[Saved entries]
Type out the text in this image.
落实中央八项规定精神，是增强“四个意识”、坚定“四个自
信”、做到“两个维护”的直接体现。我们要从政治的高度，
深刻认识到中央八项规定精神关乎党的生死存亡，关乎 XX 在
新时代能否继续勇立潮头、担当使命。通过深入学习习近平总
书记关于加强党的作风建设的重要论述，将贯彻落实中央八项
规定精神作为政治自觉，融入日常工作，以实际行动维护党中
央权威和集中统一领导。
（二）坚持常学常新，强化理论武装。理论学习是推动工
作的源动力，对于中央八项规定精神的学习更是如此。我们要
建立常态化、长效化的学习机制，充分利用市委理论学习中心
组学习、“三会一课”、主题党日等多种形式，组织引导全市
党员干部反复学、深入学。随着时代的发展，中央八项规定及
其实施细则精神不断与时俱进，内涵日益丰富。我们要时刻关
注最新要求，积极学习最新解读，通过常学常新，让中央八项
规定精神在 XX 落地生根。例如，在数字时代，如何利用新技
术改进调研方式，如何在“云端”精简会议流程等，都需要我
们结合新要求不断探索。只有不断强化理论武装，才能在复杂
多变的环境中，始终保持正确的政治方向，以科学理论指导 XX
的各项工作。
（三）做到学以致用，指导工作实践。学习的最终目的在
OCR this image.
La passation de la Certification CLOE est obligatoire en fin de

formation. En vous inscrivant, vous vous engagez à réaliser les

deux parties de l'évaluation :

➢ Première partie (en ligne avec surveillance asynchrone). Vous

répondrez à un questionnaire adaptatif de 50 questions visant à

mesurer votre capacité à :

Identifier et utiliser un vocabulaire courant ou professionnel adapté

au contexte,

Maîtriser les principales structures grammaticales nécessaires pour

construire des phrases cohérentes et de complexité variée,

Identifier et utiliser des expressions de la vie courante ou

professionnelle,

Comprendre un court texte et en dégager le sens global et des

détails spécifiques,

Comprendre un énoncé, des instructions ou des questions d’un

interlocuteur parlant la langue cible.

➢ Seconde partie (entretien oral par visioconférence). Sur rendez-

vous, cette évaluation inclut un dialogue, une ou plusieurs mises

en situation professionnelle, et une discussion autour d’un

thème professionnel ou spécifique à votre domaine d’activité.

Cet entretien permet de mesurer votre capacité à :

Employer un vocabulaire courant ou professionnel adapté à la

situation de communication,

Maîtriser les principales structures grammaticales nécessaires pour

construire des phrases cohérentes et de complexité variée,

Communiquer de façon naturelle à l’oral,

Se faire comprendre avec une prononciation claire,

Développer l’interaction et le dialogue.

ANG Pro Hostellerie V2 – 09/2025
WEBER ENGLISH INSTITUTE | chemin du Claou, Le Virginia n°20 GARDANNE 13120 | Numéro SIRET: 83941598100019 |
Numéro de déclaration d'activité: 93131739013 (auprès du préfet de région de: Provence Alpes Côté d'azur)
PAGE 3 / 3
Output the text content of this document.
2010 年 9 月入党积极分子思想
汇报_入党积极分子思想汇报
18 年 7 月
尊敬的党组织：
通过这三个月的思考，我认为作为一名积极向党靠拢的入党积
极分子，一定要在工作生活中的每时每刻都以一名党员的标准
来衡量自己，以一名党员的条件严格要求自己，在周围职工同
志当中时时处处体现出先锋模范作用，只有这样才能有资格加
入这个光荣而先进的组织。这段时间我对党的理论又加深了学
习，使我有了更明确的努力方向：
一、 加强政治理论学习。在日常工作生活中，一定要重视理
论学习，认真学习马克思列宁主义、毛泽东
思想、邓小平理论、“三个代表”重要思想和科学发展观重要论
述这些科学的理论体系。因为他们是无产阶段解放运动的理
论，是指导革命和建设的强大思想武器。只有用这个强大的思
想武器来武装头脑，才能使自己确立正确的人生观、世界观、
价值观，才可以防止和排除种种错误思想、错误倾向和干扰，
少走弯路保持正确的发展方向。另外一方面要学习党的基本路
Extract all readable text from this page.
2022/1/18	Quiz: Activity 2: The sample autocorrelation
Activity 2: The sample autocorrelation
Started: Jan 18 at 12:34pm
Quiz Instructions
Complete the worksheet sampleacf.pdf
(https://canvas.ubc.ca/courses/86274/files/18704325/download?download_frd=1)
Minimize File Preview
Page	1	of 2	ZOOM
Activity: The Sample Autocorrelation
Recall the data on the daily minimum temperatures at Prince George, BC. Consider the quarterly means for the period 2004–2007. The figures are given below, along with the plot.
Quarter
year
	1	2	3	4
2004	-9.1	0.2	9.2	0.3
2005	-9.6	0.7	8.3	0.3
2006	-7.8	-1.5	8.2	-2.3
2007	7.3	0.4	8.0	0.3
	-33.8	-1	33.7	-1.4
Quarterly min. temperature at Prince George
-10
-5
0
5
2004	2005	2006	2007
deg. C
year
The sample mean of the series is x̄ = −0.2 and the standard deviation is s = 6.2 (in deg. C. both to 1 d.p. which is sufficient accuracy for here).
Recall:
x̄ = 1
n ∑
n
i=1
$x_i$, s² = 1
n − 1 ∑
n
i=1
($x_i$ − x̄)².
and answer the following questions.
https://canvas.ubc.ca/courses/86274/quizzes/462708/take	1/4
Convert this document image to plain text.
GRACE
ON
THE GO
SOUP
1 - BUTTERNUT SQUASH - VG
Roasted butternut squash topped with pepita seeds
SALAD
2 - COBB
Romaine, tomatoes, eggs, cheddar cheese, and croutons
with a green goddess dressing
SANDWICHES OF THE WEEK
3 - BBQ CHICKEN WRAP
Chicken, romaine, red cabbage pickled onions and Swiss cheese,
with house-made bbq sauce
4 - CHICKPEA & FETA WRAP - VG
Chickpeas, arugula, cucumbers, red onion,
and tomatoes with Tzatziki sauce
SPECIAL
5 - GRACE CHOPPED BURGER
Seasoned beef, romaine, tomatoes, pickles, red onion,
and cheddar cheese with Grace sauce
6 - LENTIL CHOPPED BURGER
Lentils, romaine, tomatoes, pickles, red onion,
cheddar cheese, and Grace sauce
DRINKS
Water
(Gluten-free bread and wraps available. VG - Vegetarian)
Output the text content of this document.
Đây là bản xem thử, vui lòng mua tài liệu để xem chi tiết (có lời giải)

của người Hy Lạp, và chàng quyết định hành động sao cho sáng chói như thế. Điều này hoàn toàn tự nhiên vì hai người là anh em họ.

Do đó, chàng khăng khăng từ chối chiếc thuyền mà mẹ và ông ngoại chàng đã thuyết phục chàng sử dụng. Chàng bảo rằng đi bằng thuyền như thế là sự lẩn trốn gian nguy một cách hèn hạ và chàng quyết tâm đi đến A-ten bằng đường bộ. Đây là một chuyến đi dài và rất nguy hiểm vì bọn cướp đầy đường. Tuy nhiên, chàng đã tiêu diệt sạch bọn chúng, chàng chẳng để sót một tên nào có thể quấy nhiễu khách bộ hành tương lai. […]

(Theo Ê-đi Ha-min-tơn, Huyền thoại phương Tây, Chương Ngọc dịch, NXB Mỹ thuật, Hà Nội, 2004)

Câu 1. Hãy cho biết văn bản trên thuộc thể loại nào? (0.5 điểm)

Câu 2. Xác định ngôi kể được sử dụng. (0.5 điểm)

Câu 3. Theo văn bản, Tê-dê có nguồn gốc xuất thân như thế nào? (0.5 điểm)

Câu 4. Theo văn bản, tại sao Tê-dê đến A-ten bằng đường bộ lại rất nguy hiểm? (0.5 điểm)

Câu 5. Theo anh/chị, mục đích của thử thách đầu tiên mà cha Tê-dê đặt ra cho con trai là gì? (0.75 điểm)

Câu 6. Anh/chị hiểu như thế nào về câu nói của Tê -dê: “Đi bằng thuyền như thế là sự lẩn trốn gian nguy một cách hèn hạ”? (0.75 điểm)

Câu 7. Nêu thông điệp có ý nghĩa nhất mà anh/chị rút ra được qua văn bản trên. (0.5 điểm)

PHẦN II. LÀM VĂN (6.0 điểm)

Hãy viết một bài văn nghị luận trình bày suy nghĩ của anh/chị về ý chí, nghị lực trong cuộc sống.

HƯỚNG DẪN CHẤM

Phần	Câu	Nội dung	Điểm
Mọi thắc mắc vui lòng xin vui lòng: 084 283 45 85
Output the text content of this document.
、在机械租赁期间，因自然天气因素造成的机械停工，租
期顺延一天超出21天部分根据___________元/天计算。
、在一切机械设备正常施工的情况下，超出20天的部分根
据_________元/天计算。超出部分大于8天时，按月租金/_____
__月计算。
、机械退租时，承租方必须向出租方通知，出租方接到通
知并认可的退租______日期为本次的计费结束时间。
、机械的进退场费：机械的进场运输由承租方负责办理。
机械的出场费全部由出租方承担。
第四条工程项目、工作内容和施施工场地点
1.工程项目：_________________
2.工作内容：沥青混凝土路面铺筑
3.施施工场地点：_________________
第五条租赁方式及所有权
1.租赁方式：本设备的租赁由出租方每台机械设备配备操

_Your goal_:
Copy every line from the entries that contains the word "évaluation".

_Response to the exercise_:
deux parties de l'évaluation :
vous, cette évaluation inclut un dialogue, une ou plusieurs mises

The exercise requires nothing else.